#### [TASK BRIEF]
Please report every line from the material that contains the word "Regularized".

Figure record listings
------------------------------------------------------------------------
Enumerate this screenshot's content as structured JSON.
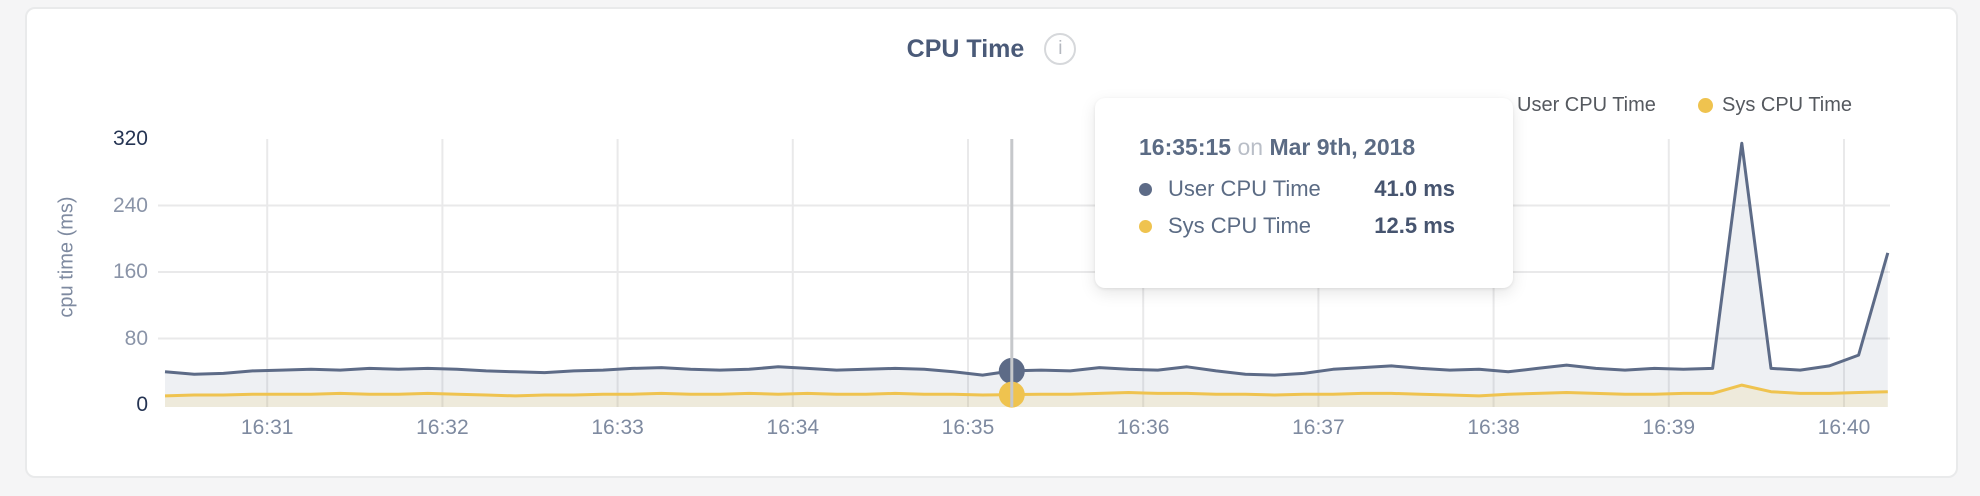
{
  "card": {
    "info_icon": "i"
  },
  "tooltip": {
    "time": "16:35:15",
    "preposition": "on",
    "date": "Mar 9th, 2018",
    "rows": [
      {
        "label": "User CPU Time",
        "value": "41.0 ms",
        "color": "#5d6b87"
      },
      {
        "label": "Sys CPU Time",
        "value": "12.5 ms",
        "color": "#efc34f"
      }
    ]
  },
  "colors": {
    "user_series": "#5d6b87",
    "sys_series": "#efc34f",
    "gridline": "#e9e9ea",
    "crosshair": "#c6c8cb",
    "tick_dark": "#253453",
    "tick_light": "#8a94a8",
    "axis_label": "#7e8aa0"
  },
  "chart_data": {
    "type": "area",
    "title": "CPU Time",
    "ylabel": "cpu time (ms)",
    "ylim": [
      0,
      320
    ],
    "y_ticks": [
      0,
      80,
      160,
      240,
      320
    ],
    "x_ticks": [
      "16:31",
      "16:32",
      "16:33",
      "16:34",
      "16:35",
      "16:36",
      "16:37",
      "16:38",
      "16:39",
      "16:40"
    ],
    "grid": true,
    "legend_position": "top-right",
    "x": [
      "16:30:25",
      "16:30:35",
      "16:30:45",
      "16:30:55",
      "16:31:05",
      "16:31:15",
      "16:31:25",
      "16:31:35",
      "16:31:45",
      "16:31:55",
      "16:32:05",
      "16:32:15",
      "16:32:25",
      "16:32:35",
      "16:32:45",
      "16:32:55",
      "16:33:05",
      "16:33:15",
      "16:33:25",
      "16:33:35",
      "16:33:45",
      "16:33:55",
      "16:34:05",
      "16:34:15",
      "16:34:25",
      "16:34:35",
      "16:34:45",
      "16:34:55",
      "16:35:05",
      "16:35:15",
      "16:35:25",
      "16:35:35",
      "16:35:45",
      "16:35:55",
      "16:36:05",
      "16:36:15",
      "16:36:25",
      "16:36:35",
      "16:36:45",
      "16:36:55",
      "16:37:05",
      "16:37:15",
      "16:37:25",
      "16:37:35",
      "16:37:45",
      "16:37:55",
      "16:38:05",
      "16:38:15",
      "16:38:25",
      "16:38:35",
      "16:38:45",
      "16:38:55",
      "16:39:05",
      "16:39:15",
      "16:39:25",
      "16:39:35",
      "16:39:45",
      "16:39:55",
      "16:40:05",
      "16:40:15"
    ],
    "series": [
      {
        "name": "User CPU Time",
        "color": "#5d6b87",
        "fill": "rgba(93,107,135,0.10)",
        "values": [
          40,
          37,
          38,
          41,
          42,
          43,
          42,
          44,
          43,
          44,
          43,
          41,
          40,
          39,
          41,
          42,
          44,
          45,
          43,
          42,
          43,
          46,
          44,
          42,
          43,
          44,
          43,
          40,
          36,
          41,
          42,
          41,
          45,
          43,
          42,
          46,
          41,
          37,
          36,
          38,
          43,
          45,
          47,
          44,
          42,
          43,
          40,
          44,
          48,
          44,
          42,
          44,
          43,
          44,
          315,
          44,
          42,
          47,
          60,
          183
        ]
      },
      {
        "name": "Sys CPU Time",
        "color": "#efc34f",
        "fill": "rgba(239,195,79,0.14)",
        "values": [
          11,
          12,
          12,
          13,
          13,
          13,
          14,
          13,
          13,
          14,
          13,
          12,
          11,
          12,
          12,
          13,
          13,
          14,
          13,
          13,
          14,
          13,
          14,
          13,
          13,
          14,
          13,
          13,
          12,
          12.5,
          13,
          13,
          14,
          15,
          14,
          14,
          13,
          13,
          12,
          13,
          13,
          14,
          14,
          13,
          12,
          11,
          13,
          14,
          15,
          14,
          13,
          13,
          14,
          14,
          24,
          16,
          14,
          14,
          15,
          16
        ]
      }
    ],
    "hover": {
      "time": "16:35:15",
      "values": [
        41.0,
        12.5
      ]
    }
  }
}
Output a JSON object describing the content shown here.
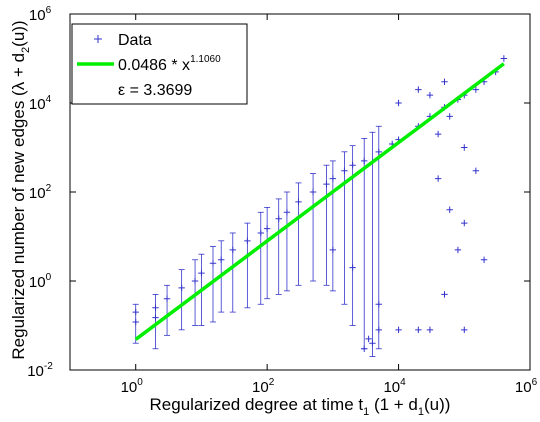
{
  "chart_data": {
    "type": "scatter",
    "xscale": "log",
    "yscale": "log",
    "xlim": [
      0.1,
      1000000
    ],
    "ylim": [
      0.01,
      1000000
    ],
    "x_ticks": [
      {
        "base": "10",
        "exp": "0"
      },
      {
        "base": "10",
        "exp": "2"
      },
      {
        "base": "10",
        "exp": "4"
      },
      {
        "base": "10",
        "exp": "6"
      }
    ],
    "y_ticks": [
      {
        "base": "10",
        "exp": "-2"
      },
      {
        "base": "10",
        "exp": "0"
      },
      {
        "base": "10",
        "exp": "2"
      },
      {
        "base": "10",
        "exp": "4"
      },
      {
        "base": "10",
        "exp": "6"
      }
    ],
    "xlabel": {
      "main": "Regularized degree at time t",
      "sub": "1",
      "tail": " (1 + d",
      "sub2": "1",
      "tail2": "(u))"
    },
    "ylabel": {
      "main": "Regularized number of new edges (λ + d",
      "sub": "2",
      "tail": "(u))"
    },
    "grid": false,
    "legend": {
      "position": "top-left",
      "entries": [
        {
          "label": "Data",
          "marker": "+",
          "color": "#3333cc"
        },
        {
          "label": "0.0486 * x",
          "sup": "1.1060",
          "color": "#00ee00"
        },
        {
          "label": "ε = 3.3699"
        }
      ]
    },
    "fit": {
      "coefficient": 0.0486,
      "exponent": 1.106,
      "x_range": [
        1,
        400000
      ]
    },
    "series": [
      {
        "name": "Data",
        "marker": "+",
        "color": "#3333cc",
        "points": [
          [
            1,
            0.12
          ],
          [
            1,
            0.2
          ],
          [
            2,
            0.15
          ],
          [
            2,
            0.25
          ],
          [
            3,
            0.4
          ],
          [
            5,
            0.7
          ],
          [
            8,
            1.0
          ],
          [
            10,
            1.5
          ],
          [
            15,
            2.5
          ],
          [
            20,
            3.0
          ],
          [
            30,
            5.0
          ],
          [
            50,
            8.0
          ],
          [
            80,
            12
          ],
          [
            100,
            15
          ],
          [
            150,
            25
          ],
          [
            200,
            35
          ],
          [
            300,
            60
          ],
          [
            500,
            100
          ],
          [
            800,
            150
          ],
          [
            1000,
            200
          ],
          [
            1500,
            300
          ],
          [
            2000,
            400
          ],
          [
            3000,
            500
          ],
          [
            5000,
            800
          ],
          [
            8000,
            1200
          ],
          [
            10000,
            1500
          ],
          [
            20000,
            3000
          ],
          [
            30000,
            5000
          ],
          [
            50000,
            8000
          ],
          [
            80000,
            12000
          ],
          [
            100000,
            15000
          ],
          [
            150000,
            20000
          ],
          [
            200000,
            30000
          ],
          [
            300000,
            50000
          ],
          [
            400000,
            100000
          ],
          [
            40000,
            2000
          ],
          [
            60000,
            5000
          ],
          [
            100000,
            1000
          ],
          [
            150000,
            300
          ],
          [
            200000,
            3
          ],
          [
            100000,
            20
          ],
          [
            80000,
            5
          ],
          [
            50000,
            0.5
          ],
          [
            30000,
            0.08
          ],
          [
            10000,
            0.08
          ],
          [
            20000,
            0.08
          ],
          [
            5000,
            0.08
          ],
          [
            100000,
            0.08
          ],
          [
            1000,
            5
          ],
          [
            2000,
            2
          ],
          [
            5000,
            0.3
          ],
          [
            10000,
            10000
          ],
          [
            20000,
            20000
          ],
          [
            50000,
            30000
          ],
          [
            30000,
            15000
          ],
          [
            3000,
            0.03
          ],
          [
            3500,
            0.05
          ],
          [
            4000,
            0.04
          ],
          [
            60000,
            40
          ],
          [
            40000,
            200
          ]
        ],
        "error_bars": [
          [
            1,
            0.12,
            0.04,
            0.3
          ],
          [
            2,
            0.15,
            0.03,
            0.5
          ],
          [
            3,
            0.35,
            0.06,
            0.8
          ],
          [
            5,
            0.6,
            0.08,
            1.8
          ],
          [
            8,
            0.9,
            0.1,
            3.0
          ],
          [
            10,
            1.2,
            0.1,
            4.0
          ],
          [
            15,
            2.0,
            0.12,
            6.0
          ],
          [
            20,
            3.0,
            0.2,
            8.0
          ],
          [
            30,
            4.0,
            0.2,
            12
          ],
          [
            50,
            6.0,
            0.25,
            20
          ],
          [
            80,
            10,
            0.3,
            35
          ],
          [
            100,
            12,
            0.4,
            45
          ],
          [
            150,
            18,
            0.5,
            70
          ],
          [
            200,
            25,
            0.6,
            100
          ],
          [
            300,
            40,
            0.8,
            160
          ],
          [
            500,
            70,
            1.0,
            260
          ],
          [
            800,
            110,
            0.8,
            400
          ],
          [
            1000,
            150,
            0.6,
            500
          ],
          [
            1500,
            220,
            0.3,
            800
          ],
          [
            2000,
            300,
            0.1,
            1100
          ],
          [
            3000,
            450,
            0.03,
            1600
          ],
          [
            4000,
            600,
            0.02,
            2200
          ],
          [
            5000,
            700,
            0.03,
            3000
          ]
        ]
      }
    ]
  }
}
------------------------------------------------------------------------
#### [TASK RESULT]
      "main": "Regularized degree at time t",
      "main": "Regularized number of new edges (λ + d",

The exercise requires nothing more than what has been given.